===== EXTRAIT FOURNI
Loi sur le renseignement : quels changements pour les acteurs du Cloud Computing ?

Avec les menaces qui pèsent sur nos démocraties, la France comme de nombreux autres pays, légifère sur ce que beaucoup d’entre nous voient, comme une dérive sécuritaire. Je ne suis pas un politicien, je vais donc donner mon avis d’un point de vue technique et citoyen.

Lorsqu’Outscale déploie ses Clouds Publics à l’étranger, nous partons du postulat que les états où nous nous implantons sont ou seront capables de lire les données non chiffrées qui y transitent ou qui y sont stockées. Ma vision, sans pousser trop loin l’anticipation, est que la plupart des systèmes de cryptographie modernes seront obsolète d'ici 20 ans avec l'avènement des ordinateurs quantiques et le développement de l'optronique. Ainsi le sujet de l’écoute par les gouvernements est au cœur de nos considérations sur la sécurité et la protection des données personnelles de nos clients.
==========
§ TÂCHE DEMANDÉE A
Dans l'extrait sur la loi sur le renseignement, traduisez en anglais la phrase « Je ne suis pas un politicien, je vais donc donner mon avis d’un point de vue technique et citoyen. »
§ TÂCHE DEMANDÉE B
Poursuivez le texte sur la loi sur le renseignement et le Cloud à partir de sa dernière phrase.
===== ITEMS FOURNIS
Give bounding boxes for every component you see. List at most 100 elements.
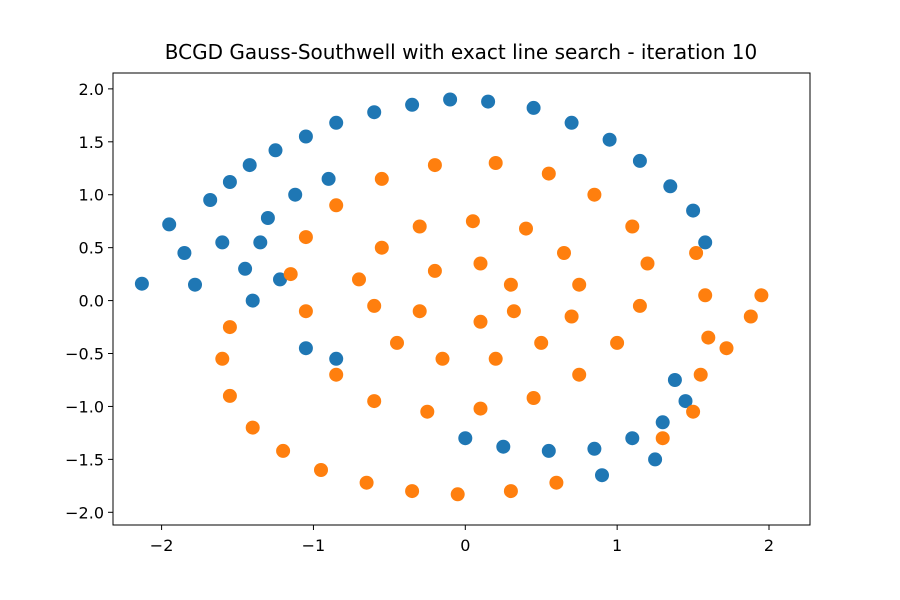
scatter-point <box>405 97 420 112</box>
scatter-point <box>367 394 382 409</box>
scatter-point <box>754 288 769 303</box>
scatter-point <box>443 92 458 107</box>
y-tick-label: −2.0 <box>65 503 104 522</box>
scatter-point <box>188 277 202 292</box>
scatter-point <box>564 309 579 324</box>
scatter-point <box>222 320 237 335</box>
scatter-point <box>686 203 701 218</box>
scatter-point <box>625 431 640 446</box>
scatter-point <box>503 484 518 499</box>
scatter-point <box>352 272 366 287</box>
scatter-point <box>329 351 344 366</box>
scatter-point <box>488 156 503 170</box>
scatter-point <box>743 309 758 324</box>
scatter-point <box>427 158 442 173</box>
scatter-point <box>162 217 177 232</box>
scatter-point <box>321 171 336 186</box>
scatter-point <box>367 105 382 120</box>
scatter-point <box>298 341 313 356</box>
scatter-point <box>288 187 303 202</box>
scatter-point <box>390 335 404 350</box>
scatter-point <box>215 235 230 250</box>
scatter-point <box>329 367 344 382</box>
plot-frame <box>112 72 811 526</box>
scatter-point <box>458 431 473 446</box>
scatter-point <box>253 235 268 250</box>
scatter-point <box>314 463 328 477</box>
scatter-point <box>534 335 549 350</box>
scatter-point <box>473 401 488 416</box>
scatter-point <box>655 415 670 430</box>
y-tick-label: −1.5 <box>65 450 104 469</box>
scatter-point <box>541 443 556 458</box>
scatter-point <box>427 263 442 278</box>
scatter-point <box>663 179 678 194</box>
scatter-point <box>203 193 218 207</box>
scatter-point <box>587 187 602 202</box>
scatter-point <box>473 314 488 329</box>
series-1 <box>215 156 769 502</box>
scatter-point <box>587 441 602 456</box>
scatter-point <box>632 298 647 313</box>
x-axis: −2 −1 0 1 2 <box>150 525 774 555</box>
scatter-point <box>686 404 701 419</box>
scatter-point <box>405 484 420 499</box>
scatter-point <box>719 341 734 356</box>
scatter-point <box>640 256 655 271</box>
scatter-point <box>222 175 237 189</box>
scatter-point <box>632 153 647 168</box>
scatter-point <box>298 304 313 319</box>
scatter-point <box>374 240 389 255</box>
y-tick-label: 1.0 <box>79 186 104 205</box>
scatter-point <box>412 304 427 319</box>
scatter-point <box>698 235 713 250</box>
scatter-point <box>260 211 275 225</box>
scatter-point <box>506 304 521 319</box>
scatter-point <box>367 298 382 313</box>
scatter-point <box>242 158 257 173</box>
scatter-point <box>488 351 503 366</box>
scatter-point <box>412 219 427 234</box>
x-tick-label: 2 <box>764 536 774 555</box>
scatter-point <box>134 276 149 291</box>
scatter-point <box>473 256 488 271</box>
scatter-point <box>526 100 541 115</box>
scatter-point <box>450 487 465 502</box>
y-tick-label: −1.0 <box>65 397 104 416</box>
scatter-point <box>222 388 237 403</box>
scatter-point <box>420 404 435 419</box>
scatter-point <box>564 115 579 130</box>
scatter-point <box>329 115 344 130</box>
scatter-point <box>610 335 625 350</box>
points-layer <box>134 92 769 502</box>
scatter-point <box>276 443 291 458</box>
scatter-point <box>667 373 682 387</box>
scatter-point <box>698 288 713 303</box>
scatter-point <box>557 246 571 260</box>
y-tick-label: −0.5 <box>65 345 104 364</box>
scatter-point <box>678 394 693 409</box>
y-tick-label: 2.0 <box>79 80 104 99</box>
scatter-point <box>298 230 313 245</box>
x-tick-label: −1 <box>302 536 326 555</box>
scatter-point <box>693 367 708 382</box>
scatter-point <box>595 468 609 483</box>
scatter-point <box>177 246 192 260</box>
y-tick-label: 0.0 <box>79 292 104 311</box>
y-tick-label: 1.5 <box>79 133 104 152</box>
scatter-point <box>701 330 716 345</box>
x-tick-label: 0 <box>460 536 470 555</box>
scatter-point <box>245 420 260 435</box>
scatter-point <box>655 431 670 446</box>
scatter-point <box>541 166 556 181</box>
scatter-point <box>283 267 298 282</box>
scatter-point <box>648 452 663 467</box>
series-0 <box>134 92 713 483</box>
scatter-point <box>215 351 230 366</box>
x-tick-label: −2 <box>150 536 174 555</box>
scatter-point <box>465 214 480 229</box>
scatter-point <box>298 129 313 144</box>
scatter-point <box>572 277 587 292</box>
scatter-point <box>435 351 450 366</box>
==========
§ RÉSULTAT A
I am not a politician, so I will give my opinion from a technical and civic point of view.

§ RÉSULTAT B
Patriot Act: peut-on se battre contre le système ?
Afin de se développer à l’international, une société comme Outscale, avec des points de présence dans des datacenters au quatre coins du monde, doit créer des sociétés-sœurs. Elles forment des filiales propres à chaque pays et se soumettent à la règlementation locale. C’est l’unique moyen d’assurer une étanchéité des données clientes vis-à-vis des autres gouvernements. Les états, qu’ils soient démocratiques ou non, imposent leur volonté et agissent à leur guise  sur leur territoire, y compris les Etats-Unis qui étaient pourtant, à mes yeux, l'état le plus avancé en terme de libertés individuelles. Ces libertés sont mortes depuis le 11 septembre 2001 et elles n'ont, selon moi, jamais réellement été garanties ailleurs.

Dans chacune des sociétés-sœurs Outscale, totalement indépendantes les unes des autres, la gestion est assurée techniquement par des administrateurs locaux. Les administrateurs de la société américaine sont des étrangers aux yeux de la société française et n’ont pas de compte à rendre à la France. De même en Chine et dans tout autre pays.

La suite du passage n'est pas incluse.